● Entries supplied
-- -- --

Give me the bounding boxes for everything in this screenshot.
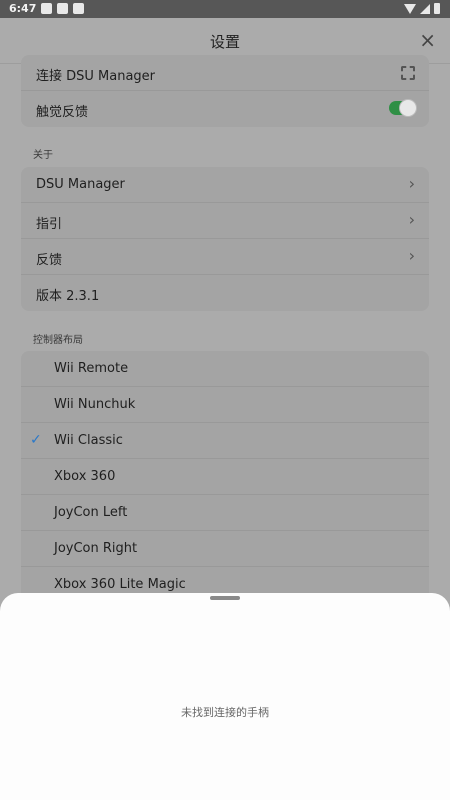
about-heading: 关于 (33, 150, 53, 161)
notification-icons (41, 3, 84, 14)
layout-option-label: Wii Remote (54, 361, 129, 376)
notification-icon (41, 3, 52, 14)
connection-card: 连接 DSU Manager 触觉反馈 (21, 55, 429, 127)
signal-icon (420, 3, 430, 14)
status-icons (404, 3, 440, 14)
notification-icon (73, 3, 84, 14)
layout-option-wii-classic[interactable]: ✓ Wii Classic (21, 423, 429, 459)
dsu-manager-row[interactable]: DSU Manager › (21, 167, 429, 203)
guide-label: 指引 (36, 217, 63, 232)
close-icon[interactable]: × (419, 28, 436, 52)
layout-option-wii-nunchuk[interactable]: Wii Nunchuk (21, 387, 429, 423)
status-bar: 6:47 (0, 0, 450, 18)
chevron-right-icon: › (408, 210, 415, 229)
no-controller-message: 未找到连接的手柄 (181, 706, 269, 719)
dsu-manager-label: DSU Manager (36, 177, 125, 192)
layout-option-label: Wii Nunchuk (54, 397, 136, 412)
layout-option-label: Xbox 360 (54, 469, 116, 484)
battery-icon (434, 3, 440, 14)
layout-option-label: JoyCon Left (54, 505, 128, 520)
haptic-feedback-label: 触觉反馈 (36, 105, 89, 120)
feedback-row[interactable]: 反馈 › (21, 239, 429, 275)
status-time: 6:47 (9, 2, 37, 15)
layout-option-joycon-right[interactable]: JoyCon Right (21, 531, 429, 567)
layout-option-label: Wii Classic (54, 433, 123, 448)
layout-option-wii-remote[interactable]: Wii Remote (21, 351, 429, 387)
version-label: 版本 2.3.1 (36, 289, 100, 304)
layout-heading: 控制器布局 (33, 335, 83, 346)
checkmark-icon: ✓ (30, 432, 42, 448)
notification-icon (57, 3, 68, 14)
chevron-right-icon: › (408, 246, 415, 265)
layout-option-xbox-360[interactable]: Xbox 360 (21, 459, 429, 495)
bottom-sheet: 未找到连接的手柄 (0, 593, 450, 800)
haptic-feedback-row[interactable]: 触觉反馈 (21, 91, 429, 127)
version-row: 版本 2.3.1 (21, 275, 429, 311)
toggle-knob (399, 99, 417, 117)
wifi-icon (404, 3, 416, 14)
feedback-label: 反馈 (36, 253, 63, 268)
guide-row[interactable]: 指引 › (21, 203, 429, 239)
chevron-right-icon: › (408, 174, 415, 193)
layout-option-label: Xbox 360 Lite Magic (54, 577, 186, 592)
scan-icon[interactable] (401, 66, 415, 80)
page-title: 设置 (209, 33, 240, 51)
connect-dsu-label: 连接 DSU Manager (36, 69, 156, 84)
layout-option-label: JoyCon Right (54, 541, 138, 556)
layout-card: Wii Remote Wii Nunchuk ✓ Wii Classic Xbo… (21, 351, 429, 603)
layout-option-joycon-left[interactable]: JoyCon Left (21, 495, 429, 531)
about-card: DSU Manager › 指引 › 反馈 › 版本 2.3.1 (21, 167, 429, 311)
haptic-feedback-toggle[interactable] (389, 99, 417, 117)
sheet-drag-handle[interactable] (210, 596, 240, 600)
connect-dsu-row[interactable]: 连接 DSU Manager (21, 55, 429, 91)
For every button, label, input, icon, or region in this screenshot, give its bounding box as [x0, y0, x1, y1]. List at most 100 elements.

-- -- --

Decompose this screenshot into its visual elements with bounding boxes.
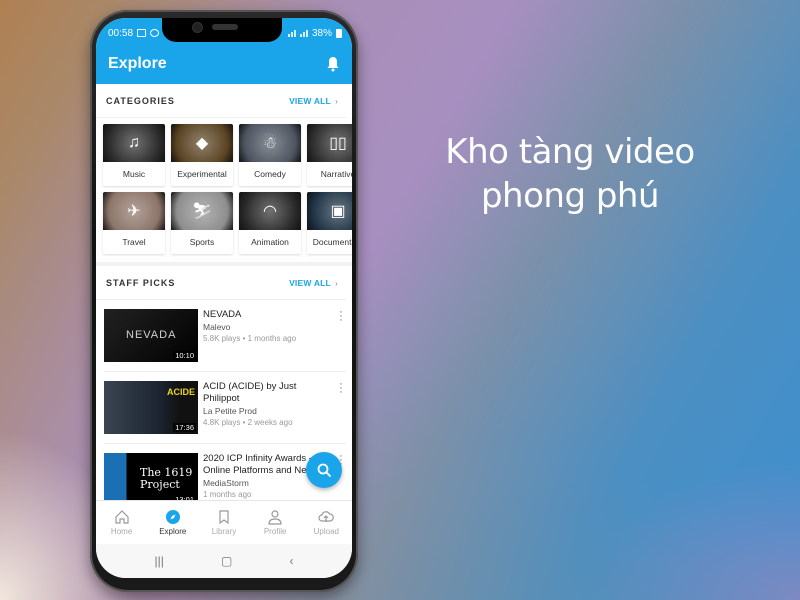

-- -- --

● The task
Lay out the part of the data that opens with the line containing "Give me the" and closes with the line containing "dsu-manager-row[interactable]: DSU Manager" as a numbered list, including both of those lines. Omit blank lines and pictures.

● Response
1. Give me the bounding boxes for everything in this screenshot.
2. about-heading: 关于 (33, 150, 53, 161)
3. notification-icons (41, 3, 84, 14)
4. layout-option-label: Wii Remote (54, 361, 129, 376)
5. notification-icon (41, 3, 52, 14)
6. connection-card: 连接 DSU Manager 触觉反馈 (21, 55, 429, 127)
7. signal-icon (420, 3, 430, 14)
8. status-icons (404, 3, 440, 14)
9. notification-icon (73, 3, 84, 14)
10. layout-option-wii-classic[interactable]: ✓ Wii Classic (21, 423, 429, 459)
11. dsu-manager-row[interactable]: DSU Manager › (21, 167, 429, 203)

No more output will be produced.